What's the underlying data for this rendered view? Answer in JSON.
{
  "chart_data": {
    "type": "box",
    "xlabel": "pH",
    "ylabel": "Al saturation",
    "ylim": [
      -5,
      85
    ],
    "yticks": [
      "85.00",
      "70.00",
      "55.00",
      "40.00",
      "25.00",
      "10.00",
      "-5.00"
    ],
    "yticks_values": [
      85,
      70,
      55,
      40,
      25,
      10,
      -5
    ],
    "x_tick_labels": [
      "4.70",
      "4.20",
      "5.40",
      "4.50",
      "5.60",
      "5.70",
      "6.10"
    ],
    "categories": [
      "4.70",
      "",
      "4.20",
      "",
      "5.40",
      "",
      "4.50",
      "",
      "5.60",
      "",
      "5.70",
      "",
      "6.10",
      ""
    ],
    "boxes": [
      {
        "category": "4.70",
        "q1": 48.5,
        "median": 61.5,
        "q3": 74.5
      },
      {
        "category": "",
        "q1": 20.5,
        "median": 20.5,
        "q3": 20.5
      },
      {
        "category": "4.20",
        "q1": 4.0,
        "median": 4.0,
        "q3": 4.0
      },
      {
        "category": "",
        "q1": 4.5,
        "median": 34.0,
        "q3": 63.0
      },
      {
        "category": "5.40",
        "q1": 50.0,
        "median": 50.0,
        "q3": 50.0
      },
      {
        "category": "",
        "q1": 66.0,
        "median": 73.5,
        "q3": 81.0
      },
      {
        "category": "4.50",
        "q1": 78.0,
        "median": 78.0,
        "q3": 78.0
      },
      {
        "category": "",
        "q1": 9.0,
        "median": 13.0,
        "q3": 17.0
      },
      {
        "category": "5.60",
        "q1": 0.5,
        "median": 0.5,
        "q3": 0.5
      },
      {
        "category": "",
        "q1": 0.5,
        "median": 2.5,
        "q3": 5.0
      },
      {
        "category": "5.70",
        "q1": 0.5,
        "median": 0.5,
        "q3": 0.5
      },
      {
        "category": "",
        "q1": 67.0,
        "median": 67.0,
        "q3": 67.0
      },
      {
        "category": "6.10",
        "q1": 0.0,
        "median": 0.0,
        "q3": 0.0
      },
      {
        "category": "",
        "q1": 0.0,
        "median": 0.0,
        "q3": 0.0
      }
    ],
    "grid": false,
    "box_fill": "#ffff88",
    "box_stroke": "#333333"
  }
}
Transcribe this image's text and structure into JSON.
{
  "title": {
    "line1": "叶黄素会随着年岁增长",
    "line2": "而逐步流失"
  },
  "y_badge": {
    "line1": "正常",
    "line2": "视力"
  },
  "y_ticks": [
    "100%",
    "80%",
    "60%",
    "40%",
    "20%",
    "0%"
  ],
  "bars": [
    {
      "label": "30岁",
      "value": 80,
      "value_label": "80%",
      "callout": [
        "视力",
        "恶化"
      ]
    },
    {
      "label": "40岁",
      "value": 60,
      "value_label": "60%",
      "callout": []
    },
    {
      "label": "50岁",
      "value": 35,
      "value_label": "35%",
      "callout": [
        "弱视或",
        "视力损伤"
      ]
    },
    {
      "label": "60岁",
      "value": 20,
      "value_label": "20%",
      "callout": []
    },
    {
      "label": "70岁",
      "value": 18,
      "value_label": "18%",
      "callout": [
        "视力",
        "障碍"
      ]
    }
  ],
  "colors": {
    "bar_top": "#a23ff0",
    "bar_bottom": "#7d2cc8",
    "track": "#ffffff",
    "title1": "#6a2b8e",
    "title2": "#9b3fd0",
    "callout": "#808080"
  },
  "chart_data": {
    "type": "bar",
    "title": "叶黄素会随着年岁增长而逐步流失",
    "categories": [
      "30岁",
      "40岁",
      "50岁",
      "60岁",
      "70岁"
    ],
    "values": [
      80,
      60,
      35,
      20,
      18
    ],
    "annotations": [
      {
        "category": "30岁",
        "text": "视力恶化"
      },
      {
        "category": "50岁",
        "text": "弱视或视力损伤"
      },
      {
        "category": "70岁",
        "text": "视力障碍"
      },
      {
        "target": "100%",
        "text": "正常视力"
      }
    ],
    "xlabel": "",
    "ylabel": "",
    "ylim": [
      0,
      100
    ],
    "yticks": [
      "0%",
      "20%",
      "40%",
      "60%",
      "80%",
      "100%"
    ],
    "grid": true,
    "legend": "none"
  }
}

Problem to solve:
The listing above must be transcribed exactly, line by line.

Response to this task:
What's the underlying data for this rendered view? Answer in JSON.
{
  "chart_data": {
    "type": "box",
    "xlabel": "pH",
    "ylabel": "Al saturation",
    "ylim": [
      -5,
      85
    ],
    "yticks": [
      "85.00",
      "70.00",
      "55.00",
      "40.00",
      "25.00",
      "10.00",
      "-5.00"
    ],
    "yticks_values": [
      85,
      70,
      55,
      40,
      25,
      10,
      -5
    ],
    "x_tick_labels": [
      "4.70",
      "4.20",
      "5.40",
      "4.50",
      "5.60",
      "5.70",
      "6.10"
    ],
    "categories": [
      "4.70",
      "",
      "4.20",
      "",
      "5.40",
      "",
      "4.50",
      "",
      "5.60",
      "",
      "5.70",
      "",
      "6.10",
      ""
    ],
    "boxes": [
      {
        "category": "4.70",
        "q1": 48.5,
        "median": 61.5,
        "q3": 74.5
      },
      {
        "category": "",
        "q1": 20.5,
        "median": 20.5,
        "q3": 20.5
      },
      {
        "category": "4.20",
        "q1": 4.0,
        "median": 4.0,
        "q3": 4.0
      },
      {
        "category": "",
        "q1": 4.5,
        "median": 34.0,
        "q3": 63.0
      },
      {
        "category": "5.40",
        "q1": 50.0,
        "median": 50.0,
        "q3": 50.0
      },
      {
        "category": "",
        "q1": 66.0,
        "median": 73.5,
        "q3": 81.0
      },
      {
        "category": "4.50",
        "q1": 78.0,
        "median": 78.0,
        "q3": 78.0
      },
      {
        "category": "",
        "q1": 9.0,
        "median": 13.0,
        "q3": 17.0
      },
      {
        "category": "5.60",
        "q1": 0.5,
        "median": 0.5,
        "q3": 0.5
      },
      {
        "category": "",
        "q1": 0.5,
        "median": 2.5,
        "q3": 5.0
      },
      {
        "category": "5.70",
        "q1": 0.5,
        "median": 0.5,
        "q3": 0.5
      },
      {
        "category": "",
        "q1": 67.0,
        "median": 67.0,
        "q3": 67.0
      },
      {
        "category": "6.10",
        "q1": 0.0,
        "median": 0.0,
        "q3": 0.0
      },
      {
        "category": "",
        "q1": 0.0,
        "median": 0.0,
        "q3": 0.0
      }
    ],
    "grid": false,
    "box_fill": "#ffff88",
    "box_stroke": "#333333"
  }
}
Transcribe this image's text and structure into JSON.
{
  "title": {
    "line1": "叶黄素会随着年岁增长",
    "line2": "而逐步流失"
  },
  "y_badge": {
    "line1": "正常",
    "line2": "视力"
  },
  "y_ticks": [
    "100%",
    "80%",
    "60%",
    "40%",
    "20%",
    "0%"
  ],
  "bars": [
    {
      "label": "30岁",
      "value": 80,
      "value_label": "80%",
      "callout": [
        "视力",
        "恶化"
      ]
    },
    {
      "label": "40岁",
      "value": 60,
      "value_label": "60%",
      "callout": []
    },
    {
      "label": "50岁",
      "value": 35,
      "value_label": "35%",
      "callout": [
        "弱视或",
        "视力损伤"
      ]
    },
    {
      "label": "60岁",
      "value": 20,
      "value_label": "20%",
      "callout": []
    },
    {
      "label": "70岁",
      "value": 18,
      "value_label": "18%",
      "callout": [
        "视力",
        "障碍"
      ]
    }
  ],
  "colors": {
    "bar_top": "#a23ff0",
    "bar_bottom": "#7d2cc8",
    "track": "#ffffff",
    "title1": "#6a2b8e",
    "title2": "#9b3fd0",
    "callout": "#808080"
  },
  "chart_data": {
    "type": "bar",
    "title": "叶黄素会随着年岁增长而逐步流失",
    "categories": [
      "30岁",
      "40岁",
      "50岁",
      "60岁",
      "70岁"
    ],
    "values": [
      80,
      60,
      35,
      20,
      18
    ],
    "annotations": [
      {
        "category": "30岁",
        "text": "视力恶化"
      },
      {
        "category": "50岁",
        "text": "弱视或视力损伤"
      },
      {
        "category": "70岁",
        "text": "视力障碍"
      },
      {
        "target": "100%",
        "text": "正常视力"
      }
    ],
    "xlabel": "",
    "ylabel": "",
    "ylim": [
      0,
      100
    ],
    "yticks": [
      "0%",
      "20%",
      "40%",
      "60%",
      "80%",
      "100%"
    ],
    "grid": true,
    "legend": "none"
  }
}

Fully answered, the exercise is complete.